* [Instructions for the task]:
All entries below are to be set down again, identical to the source.

Collected data entries
-- START --

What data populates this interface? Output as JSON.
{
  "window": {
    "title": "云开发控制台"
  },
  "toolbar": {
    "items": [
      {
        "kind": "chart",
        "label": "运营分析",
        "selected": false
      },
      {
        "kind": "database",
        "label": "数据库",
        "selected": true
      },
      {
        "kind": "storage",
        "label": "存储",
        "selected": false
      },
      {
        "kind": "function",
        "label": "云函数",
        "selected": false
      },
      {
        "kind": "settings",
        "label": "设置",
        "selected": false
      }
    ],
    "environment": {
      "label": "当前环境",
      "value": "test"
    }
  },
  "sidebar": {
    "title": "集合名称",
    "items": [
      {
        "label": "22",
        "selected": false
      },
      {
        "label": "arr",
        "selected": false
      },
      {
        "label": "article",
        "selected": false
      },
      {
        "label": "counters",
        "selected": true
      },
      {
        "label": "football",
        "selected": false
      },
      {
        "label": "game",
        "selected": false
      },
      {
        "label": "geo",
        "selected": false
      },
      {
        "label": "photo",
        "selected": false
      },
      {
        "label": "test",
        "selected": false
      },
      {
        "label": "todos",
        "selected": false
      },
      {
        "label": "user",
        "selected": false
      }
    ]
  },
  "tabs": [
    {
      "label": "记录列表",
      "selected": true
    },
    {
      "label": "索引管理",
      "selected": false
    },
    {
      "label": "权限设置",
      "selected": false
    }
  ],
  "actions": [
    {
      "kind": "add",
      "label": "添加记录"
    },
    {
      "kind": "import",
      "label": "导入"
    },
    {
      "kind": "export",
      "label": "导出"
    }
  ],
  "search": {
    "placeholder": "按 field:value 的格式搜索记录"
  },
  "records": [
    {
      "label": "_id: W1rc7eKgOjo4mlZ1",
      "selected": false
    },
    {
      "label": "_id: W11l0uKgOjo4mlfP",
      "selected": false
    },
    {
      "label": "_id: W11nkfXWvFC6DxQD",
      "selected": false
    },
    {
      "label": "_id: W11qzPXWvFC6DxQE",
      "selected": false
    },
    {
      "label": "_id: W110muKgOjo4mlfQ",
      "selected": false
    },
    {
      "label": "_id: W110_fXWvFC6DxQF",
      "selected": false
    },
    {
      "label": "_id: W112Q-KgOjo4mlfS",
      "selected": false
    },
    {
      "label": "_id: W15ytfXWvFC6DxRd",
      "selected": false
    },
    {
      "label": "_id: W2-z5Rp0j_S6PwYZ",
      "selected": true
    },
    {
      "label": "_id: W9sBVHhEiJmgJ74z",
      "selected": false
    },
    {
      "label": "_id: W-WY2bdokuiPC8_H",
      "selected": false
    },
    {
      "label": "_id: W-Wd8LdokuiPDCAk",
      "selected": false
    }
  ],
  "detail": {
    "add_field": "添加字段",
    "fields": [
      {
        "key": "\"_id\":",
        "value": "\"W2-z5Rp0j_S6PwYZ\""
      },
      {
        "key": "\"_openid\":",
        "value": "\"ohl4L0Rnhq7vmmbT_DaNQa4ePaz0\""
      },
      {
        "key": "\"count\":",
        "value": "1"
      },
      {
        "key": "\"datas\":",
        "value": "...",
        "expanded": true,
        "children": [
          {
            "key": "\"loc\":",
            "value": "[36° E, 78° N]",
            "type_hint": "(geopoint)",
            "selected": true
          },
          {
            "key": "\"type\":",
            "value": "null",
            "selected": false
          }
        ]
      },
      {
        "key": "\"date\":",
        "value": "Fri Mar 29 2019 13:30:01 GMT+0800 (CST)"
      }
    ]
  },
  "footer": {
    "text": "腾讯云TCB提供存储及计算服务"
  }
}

-- END --

* [Written response]:
What data populates this interface? Output as JSON.
{
  "window": {
    "title": "云开发控制台"
  },
  "toolbar": {
    "items": [
      {
        "kind": "chart",
        "label": "运营分析",
        "selected": false
      },
      {
        "kind": "database",
        "label": "数据库",
        "selected": true
      },
      {
        "kind": "storage",
        "label": "存储",
        "selected": false
      },
      {
        "kind": "function",
        "label": "云函数",
        "selected": false
      },
      {
        "kind": "settings",
        "label": "设置",
        "selected": false
      }
    ],
    "environment": {
      "label": "当前环境",
      "value": "test"
    }
  },
  "sidebar": {
    "title": "集合名称",
    "items": [
      {
        "label": "22",
        "selected": false
      },
      {
        "label": "arr",
        "selected": false
      },
      {
        "label": "article",
        "selected": false
      },
      {
        "label": "counters",
        "selected": true
      },
      {
        "label": "football",
        "selected": false
      },
      {
        "label": "game",
        "selected": false
      },
      {
        "label": "geo",
        "selected": false
      },
      {
        "label": "photo",
        "selected": false
      },
      {
        "label": "test",
        "selected": false
      },
      {
        "label": "todos",
        "selected": false
      },
      {
        "label": "user",
        "selected": false
      }
    ]
  },
  "tabs": [
    {
      "label": "记录列表",
      "selected": true
    },
    {
      "label": "索引管理",
      "selected": false
    },
    {
      "label": "权限设置",
      "selected": false
    }
  ],
  "actions": [
    {
      "kind": "add",
      "label": "添加记录"
    },
    {
      "kind": "import",
      "label": "导入"
    },
    {
      "kind": "export",
      "label": "导出"
    }
  ],
  "search": {
    "placeholder": "按 field:value 的格式搜索记录"
  },
  "records": [
    {
      "label": "_id: W1rc7eKgOjo4mlZ1",
      "selected": false
    },
    {
      "label": "_id: W11l0uKgOjo4mlfP",
      "selected": false
    },
    {
      "label": "_id: W11nkfXWvFC6DxQD",
      "selected": false
    },
    {
      "label": "_id: W11qzPXWvFC6DxQE",
      "selected": false
    },
    {
      "label": "_id: W110muKgOjo4mlfQ",
      "selected": false
    },
    {
      "label": "_id: W110_fXWvFC6DxQF",
      "selected": false
    },
    {
      "label": "_id: W112Q-KgOjo4mlfS",
      "selected": false
    },
    {
      "label": "_id: W15ytfXWvFC6DxRd",
      "selected": false
    },
    {
      "label": "_id: W2-z5Rp0j_S6PwYZ",
      "selected": true
    },
    {
      "label": "_id: W9sBVHhEiJmgJ74z",
      "selected": false
    },
    {
      "label": "_id: W-WY2bdokuiPC8_H",
      "selected": false
    },
    {
      "label": "_id: W-Wd8LdokuiPDCAk",
      "selected": false
    }
  ],
  "detail": {
    "add_field": "添加字段",
    "fields": [
      {
        "key": "\"_id\":",
        "value": "\"W2-z5Rp0j_S6PwYZ\""
      },
      {
        "key": "\"_openid\":",
        "value": "\"ohl4L0Rnhq7vmmbT_DaNQa4ePaz0\""
      },
      {
        "key": "\"count\":",
        "value": "1"
      },
      {
        "key": "\"datas\":",
        "value": "...",
        "expanded": true,
        "children": [
          {
            "key": "\"loc\":",
            "value": "[36° E, 78° N]",
            "type_hint": "(geopoint)",
            "selected": true
          },
          {
            "key": "\"type\":",
            "value": "null",
            "selected": false
          }
        ]
      },
      {
        "key": "\"date\":",
        "value": "Fri Mar 29 2019 13:30:01 GMT+0800 (CST)"
      }
    ]
  },
  "footer": {
    "text": "腾讯云TCB提供存储及计算服务"
  }
}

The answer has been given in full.